#### Exercise
What is the number of lines in the entries below that include the word "жизненного"? Provide the number only.

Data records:
## Begin
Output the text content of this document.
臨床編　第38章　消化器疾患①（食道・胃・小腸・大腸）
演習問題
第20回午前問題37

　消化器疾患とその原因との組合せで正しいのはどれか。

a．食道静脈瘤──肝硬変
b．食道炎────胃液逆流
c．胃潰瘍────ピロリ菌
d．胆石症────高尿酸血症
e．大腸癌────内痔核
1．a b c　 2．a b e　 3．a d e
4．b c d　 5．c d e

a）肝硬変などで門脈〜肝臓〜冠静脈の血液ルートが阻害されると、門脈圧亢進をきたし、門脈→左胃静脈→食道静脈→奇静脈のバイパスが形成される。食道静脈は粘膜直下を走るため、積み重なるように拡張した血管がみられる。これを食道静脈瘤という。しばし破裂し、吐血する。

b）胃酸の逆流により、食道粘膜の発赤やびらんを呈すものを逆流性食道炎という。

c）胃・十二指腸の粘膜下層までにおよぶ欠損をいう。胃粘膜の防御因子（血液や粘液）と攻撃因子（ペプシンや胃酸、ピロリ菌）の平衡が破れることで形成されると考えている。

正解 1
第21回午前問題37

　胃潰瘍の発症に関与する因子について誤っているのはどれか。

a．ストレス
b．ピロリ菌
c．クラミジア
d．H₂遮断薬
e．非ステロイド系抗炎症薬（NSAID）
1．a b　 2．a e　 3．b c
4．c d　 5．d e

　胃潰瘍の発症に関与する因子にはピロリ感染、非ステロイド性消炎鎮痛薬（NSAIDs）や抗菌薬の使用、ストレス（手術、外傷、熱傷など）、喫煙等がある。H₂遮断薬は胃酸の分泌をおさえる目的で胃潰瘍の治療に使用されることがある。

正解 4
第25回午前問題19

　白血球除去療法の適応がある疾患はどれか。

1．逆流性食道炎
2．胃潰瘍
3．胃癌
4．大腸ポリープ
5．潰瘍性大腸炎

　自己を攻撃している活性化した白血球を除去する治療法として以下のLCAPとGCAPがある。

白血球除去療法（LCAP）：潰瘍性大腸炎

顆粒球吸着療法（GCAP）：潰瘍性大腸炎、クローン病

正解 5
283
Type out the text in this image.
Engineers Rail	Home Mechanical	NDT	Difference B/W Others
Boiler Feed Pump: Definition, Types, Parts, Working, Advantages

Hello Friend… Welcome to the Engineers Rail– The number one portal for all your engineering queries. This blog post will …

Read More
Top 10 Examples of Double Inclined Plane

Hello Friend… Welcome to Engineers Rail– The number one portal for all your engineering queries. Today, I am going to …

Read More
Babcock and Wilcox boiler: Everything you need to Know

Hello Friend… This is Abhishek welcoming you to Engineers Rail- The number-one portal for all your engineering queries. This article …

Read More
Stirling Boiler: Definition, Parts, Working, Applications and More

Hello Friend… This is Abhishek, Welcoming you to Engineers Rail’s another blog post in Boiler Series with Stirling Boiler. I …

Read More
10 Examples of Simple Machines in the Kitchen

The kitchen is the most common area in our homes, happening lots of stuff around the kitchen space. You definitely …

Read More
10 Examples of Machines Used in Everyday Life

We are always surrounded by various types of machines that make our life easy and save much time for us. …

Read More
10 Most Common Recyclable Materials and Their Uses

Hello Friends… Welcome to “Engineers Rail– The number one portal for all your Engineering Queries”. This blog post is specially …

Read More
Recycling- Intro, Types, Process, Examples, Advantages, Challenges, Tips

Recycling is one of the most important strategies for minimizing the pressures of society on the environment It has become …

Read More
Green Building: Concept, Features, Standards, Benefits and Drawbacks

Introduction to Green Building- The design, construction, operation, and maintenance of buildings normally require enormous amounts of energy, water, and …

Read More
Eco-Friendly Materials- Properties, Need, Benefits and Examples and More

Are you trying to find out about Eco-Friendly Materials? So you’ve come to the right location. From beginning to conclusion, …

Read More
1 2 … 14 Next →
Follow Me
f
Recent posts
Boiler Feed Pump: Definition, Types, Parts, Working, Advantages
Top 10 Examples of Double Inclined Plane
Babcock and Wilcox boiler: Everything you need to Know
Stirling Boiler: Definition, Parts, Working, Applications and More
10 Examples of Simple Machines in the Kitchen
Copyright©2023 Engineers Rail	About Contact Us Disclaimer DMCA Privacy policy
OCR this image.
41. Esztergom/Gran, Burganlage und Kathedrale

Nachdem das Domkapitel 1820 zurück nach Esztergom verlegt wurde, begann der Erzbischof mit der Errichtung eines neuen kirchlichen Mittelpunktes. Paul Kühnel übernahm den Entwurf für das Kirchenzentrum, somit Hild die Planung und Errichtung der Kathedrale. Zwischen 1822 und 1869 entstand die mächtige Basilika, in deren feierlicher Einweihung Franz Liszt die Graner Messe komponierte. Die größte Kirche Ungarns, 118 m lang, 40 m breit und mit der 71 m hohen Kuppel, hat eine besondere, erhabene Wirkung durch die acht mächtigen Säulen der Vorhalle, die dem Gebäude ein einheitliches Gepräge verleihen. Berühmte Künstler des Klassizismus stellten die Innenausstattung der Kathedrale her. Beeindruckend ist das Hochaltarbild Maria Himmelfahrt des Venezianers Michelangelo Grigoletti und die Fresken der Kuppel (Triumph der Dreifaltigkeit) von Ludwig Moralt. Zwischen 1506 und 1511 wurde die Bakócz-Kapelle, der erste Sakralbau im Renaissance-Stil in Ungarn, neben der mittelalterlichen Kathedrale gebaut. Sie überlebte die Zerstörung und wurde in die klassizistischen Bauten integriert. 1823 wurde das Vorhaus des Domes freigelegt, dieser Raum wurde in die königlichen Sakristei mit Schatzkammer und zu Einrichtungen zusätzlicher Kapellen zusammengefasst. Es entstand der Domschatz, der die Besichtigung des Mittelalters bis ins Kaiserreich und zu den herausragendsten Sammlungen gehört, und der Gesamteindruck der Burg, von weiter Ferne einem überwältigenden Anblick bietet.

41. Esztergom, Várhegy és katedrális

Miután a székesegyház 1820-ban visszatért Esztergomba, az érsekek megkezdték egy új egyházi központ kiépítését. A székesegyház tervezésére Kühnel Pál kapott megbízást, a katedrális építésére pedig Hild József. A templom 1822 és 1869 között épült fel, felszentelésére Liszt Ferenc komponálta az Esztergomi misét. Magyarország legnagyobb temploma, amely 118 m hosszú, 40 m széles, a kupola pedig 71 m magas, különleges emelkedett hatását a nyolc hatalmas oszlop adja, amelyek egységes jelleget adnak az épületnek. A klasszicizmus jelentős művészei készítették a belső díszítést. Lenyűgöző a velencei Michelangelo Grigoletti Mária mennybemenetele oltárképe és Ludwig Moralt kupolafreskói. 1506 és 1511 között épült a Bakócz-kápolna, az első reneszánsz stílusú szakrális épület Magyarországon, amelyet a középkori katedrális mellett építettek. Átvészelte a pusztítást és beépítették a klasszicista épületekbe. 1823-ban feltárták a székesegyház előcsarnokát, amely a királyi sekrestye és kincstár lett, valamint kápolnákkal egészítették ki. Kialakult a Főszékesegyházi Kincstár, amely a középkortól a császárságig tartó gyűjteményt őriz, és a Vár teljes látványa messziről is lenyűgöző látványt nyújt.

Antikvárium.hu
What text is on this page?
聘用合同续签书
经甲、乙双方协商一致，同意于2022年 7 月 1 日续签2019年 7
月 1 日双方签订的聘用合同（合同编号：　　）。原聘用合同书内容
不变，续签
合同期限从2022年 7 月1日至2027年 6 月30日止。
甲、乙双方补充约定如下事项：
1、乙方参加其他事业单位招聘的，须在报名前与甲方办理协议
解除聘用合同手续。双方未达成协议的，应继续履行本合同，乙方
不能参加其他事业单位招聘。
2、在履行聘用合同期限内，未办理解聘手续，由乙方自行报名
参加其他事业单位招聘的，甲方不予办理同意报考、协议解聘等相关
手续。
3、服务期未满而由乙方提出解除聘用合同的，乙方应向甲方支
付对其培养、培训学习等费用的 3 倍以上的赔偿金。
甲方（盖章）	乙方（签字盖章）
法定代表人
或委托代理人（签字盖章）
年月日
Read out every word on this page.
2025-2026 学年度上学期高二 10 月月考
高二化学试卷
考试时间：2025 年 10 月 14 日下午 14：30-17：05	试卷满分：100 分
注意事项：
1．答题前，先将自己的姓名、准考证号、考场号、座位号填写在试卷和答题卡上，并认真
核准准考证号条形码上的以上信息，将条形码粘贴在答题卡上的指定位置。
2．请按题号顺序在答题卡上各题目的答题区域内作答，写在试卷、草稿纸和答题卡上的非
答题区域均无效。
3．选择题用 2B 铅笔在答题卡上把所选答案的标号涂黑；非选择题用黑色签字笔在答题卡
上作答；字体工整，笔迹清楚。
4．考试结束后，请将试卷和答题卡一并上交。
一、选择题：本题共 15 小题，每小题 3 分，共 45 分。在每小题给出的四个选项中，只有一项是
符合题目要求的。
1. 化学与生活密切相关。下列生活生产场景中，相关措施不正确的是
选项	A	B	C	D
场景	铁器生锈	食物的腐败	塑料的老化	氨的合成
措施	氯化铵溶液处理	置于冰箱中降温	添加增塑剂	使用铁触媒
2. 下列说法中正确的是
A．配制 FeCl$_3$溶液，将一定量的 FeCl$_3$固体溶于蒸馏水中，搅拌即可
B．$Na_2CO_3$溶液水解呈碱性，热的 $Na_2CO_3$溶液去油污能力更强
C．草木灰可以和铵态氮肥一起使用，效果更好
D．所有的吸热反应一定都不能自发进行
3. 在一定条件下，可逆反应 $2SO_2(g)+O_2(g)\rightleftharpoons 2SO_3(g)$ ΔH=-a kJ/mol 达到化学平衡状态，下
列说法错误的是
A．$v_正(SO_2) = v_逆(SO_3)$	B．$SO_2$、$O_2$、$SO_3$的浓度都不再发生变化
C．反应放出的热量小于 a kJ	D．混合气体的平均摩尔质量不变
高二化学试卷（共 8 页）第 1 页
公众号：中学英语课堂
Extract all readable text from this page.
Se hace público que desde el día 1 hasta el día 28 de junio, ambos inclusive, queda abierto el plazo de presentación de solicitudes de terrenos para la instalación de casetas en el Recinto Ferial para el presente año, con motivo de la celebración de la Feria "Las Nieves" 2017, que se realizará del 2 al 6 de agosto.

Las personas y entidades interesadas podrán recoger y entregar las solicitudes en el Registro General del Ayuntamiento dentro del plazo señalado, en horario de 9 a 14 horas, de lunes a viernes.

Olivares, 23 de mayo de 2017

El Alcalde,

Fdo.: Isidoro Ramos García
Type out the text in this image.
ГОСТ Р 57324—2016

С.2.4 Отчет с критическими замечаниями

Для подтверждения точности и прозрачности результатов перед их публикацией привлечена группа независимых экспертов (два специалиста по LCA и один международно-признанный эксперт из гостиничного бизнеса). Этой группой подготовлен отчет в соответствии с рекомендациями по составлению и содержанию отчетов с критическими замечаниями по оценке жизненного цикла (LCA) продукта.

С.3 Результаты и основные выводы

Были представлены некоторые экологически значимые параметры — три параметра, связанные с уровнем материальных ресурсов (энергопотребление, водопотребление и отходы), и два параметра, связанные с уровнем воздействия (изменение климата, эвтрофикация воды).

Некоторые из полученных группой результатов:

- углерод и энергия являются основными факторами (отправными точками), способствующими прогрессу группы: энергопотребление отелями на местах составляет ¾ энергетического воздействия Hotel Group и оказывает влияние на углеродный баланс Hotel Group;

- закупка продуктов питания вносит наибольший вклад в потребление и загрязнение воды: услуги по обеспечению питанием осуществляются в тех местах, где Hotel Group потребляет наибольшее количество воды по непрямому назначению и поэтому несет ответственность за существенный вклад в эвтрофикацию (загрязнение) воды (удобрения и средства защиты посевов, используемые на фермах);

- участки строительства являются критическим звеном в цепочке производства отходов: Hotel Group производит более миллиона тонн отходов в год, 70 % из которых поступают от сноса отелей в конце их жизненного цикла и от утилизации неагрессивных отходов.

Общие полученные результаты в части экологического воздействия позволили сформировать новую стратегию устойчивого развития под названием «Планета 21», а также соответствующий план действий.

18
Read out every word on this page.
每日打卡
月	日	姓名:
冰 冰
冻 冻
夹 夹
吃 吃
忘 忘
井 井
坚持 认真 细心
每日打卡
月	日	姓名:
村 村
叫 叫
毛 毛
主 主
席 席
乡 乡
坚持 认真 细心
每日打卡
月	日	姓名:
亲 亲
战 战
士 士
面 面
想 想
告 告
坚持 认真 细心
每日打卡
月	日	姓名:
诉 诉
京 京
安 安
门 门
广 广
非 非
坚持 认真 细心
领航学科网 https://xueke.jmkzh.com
## End
#### Response to the task
2